Instructions to follow: Below are some records. Pull every line that contains the word "left".

Provided data:

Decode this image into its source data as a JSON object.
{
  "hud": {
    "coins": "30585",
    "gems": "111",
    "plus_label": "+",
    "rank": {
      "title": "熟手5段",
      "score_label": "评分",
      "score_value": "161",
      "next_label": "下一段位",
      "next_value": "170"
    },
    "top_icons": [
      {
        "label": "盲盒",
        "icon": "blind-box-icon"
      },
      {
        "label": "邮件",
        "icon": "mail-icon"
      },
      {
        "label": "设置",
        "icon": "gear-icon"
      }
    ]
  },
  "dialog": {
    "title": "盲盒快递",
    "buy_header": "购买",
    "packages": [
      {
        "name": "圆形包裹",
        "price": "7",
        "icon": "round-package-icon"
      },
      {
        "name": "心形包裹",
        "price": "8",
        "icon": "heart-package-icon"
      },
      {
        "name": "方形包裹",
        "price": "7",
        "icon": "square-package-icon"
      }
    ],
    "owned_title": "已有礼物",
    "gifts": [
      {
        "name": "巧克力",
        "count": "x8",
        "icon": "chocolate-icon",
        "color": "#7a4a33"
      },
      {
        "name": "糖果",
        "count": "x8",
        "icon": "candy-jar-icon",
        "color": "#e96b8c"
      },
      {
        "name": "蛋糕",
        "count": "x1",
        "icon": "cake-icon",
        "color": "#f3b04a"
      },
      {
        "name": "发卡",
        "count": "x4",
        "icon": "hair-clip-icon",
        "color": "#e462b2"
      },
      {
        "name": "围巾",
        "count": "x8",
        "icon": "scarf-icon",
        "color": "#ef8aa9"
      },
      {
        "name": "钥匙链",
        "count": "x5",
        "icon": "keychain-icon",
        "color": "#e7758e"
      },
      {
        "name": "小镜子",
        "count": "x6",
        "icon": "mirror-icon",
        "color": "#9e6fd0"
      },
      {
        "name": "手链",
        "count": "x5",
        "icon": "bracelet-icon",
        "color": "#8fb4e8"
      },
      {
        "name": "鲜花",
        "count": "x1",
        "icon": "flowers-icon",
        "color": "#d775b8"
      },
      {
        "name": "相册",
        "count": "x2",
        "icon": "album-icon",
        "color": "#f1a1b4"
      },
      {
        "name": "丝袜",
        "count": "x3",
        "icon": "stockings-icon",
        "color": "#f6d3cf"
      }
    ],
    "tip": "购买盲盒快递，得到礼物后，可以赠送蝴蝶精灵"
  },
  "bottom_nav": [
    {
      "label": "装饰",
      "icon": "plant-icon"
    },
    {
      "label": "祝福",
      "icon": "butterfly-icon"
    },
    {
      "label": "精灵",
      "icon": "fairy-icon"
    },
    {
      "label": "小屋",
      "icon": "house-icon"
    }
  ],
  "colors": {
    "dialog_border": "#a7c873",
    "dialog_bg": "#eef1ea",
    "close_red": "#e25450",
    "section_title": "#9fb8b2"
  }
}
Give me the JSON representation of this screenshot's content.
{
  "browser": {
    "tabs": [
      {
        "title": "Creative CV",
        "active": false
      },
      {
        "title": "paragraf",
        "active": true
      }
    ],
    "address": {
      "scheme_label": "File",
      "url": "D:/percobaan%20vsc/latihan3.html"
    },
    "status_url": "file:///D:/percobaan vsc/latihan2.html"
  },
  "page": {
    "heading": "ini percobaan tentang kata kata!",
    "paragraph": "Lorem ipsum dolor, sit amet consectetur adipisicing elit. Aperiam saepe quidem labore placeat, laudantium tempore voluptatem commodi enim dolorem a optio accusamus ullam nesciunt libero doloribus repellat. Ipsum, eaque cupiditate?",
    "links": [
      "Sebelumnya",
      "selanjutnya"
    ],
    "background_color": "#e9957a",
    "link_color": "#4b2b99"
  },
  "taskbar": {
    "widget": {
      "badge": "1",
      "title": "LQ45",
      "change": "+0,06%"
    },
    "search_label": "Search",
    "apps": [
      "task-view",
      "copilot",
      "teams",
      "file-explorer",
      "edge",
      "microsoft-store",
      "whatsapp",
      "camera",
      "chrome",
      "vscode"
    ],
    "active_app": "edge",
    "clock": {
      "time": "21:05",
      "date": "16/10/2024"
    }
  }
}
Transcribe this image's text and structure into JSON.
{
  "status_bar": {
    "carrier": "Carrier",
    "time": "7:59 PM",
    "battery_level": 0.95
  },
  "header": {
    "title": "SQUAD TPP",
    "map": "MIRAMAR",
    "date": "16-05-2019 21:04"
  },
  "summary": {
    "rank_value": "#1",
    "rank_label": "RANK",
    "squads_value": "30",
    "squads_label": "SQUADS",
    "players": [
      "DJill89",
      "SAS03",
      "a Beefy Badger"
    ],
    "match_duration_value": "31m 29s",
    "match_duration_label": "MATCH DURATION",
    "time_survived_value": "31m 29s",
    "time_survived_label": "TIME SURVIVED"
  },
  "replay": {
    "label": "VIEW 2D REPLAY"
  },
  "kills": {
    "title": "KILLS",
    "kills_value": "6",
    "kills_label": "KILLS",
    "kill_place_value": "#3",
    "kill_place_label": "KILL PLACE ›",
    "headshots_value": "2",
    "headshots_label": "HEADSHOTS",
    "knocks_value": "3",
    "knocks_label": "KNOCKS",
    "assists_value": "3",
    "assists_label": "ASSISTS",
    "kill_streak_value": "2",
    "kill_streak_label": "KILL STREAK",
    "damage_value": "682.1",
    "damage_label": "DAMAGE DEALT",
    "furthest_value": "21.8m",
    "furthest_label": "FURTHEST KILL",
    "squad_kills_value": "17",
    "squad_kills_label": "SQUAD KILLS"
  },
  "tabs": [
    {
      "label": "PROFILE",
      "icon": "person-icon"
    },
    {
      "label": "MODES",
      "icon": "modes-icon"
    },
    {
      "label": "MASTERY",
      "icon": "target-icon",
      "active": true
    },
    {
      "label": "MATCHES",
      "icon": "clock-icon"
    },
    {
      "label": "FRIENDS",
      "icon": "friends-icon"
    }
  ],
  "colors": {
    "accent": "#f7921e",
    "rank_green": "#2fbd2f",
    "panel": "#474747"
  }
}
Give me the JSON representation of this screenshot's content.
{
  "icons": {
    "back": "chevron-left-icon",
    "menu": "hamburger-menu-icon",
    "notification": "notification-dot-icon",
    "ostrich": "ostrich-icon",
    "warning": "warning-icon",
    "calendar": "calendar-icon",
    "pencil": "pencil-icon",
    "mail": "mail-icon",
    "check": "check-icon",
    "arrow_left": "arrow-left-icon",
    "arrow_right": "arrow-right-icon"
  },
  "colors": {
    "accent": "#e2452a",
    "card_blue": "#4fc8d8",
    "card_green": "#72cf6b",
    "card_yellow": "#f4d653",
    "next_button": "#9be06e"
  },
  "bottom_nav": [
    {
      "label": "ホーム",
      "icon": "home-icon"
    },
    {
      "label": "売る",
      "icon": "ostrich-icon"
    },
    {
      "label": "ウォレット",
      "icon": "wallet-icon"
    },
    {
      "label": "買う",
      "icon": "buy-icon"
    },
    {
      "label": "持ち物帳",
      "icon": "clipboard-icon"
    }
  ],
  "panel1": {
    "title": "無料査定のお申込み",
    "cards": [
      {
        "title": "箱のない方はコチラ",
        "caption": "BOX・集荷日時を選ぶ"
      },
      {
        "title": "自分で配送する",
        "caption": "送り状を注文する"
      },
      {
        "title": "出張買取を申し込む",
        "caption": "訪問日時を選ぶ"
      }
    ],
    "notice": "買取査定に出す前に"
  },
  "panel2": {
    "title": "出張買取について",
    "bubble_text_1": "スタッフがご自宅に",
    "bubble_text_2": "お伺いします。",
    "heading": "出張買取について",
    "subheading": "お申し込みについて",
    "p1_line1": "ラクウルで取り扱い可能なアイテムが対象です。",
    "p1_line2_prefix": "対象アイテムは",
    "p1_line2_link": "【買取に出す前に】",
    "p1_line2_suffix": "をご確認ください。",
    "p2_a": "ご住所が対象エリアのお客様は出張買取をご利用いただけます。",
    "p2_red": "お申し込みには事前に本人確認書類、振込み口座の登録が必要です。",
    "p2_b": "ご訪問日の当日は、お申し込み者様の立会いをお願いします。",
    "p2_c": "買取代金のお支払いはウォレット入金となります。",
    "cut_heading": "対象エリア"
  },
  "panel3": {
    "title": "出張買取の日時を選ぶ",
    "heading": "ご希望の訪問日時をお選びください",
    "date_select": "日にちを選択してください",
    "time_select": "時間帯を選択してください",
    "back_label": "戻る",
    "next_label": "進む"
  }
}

Result of the exercise:
    "back": "chevron-left-icon",
    "arrow_left": "arrow-left-icon",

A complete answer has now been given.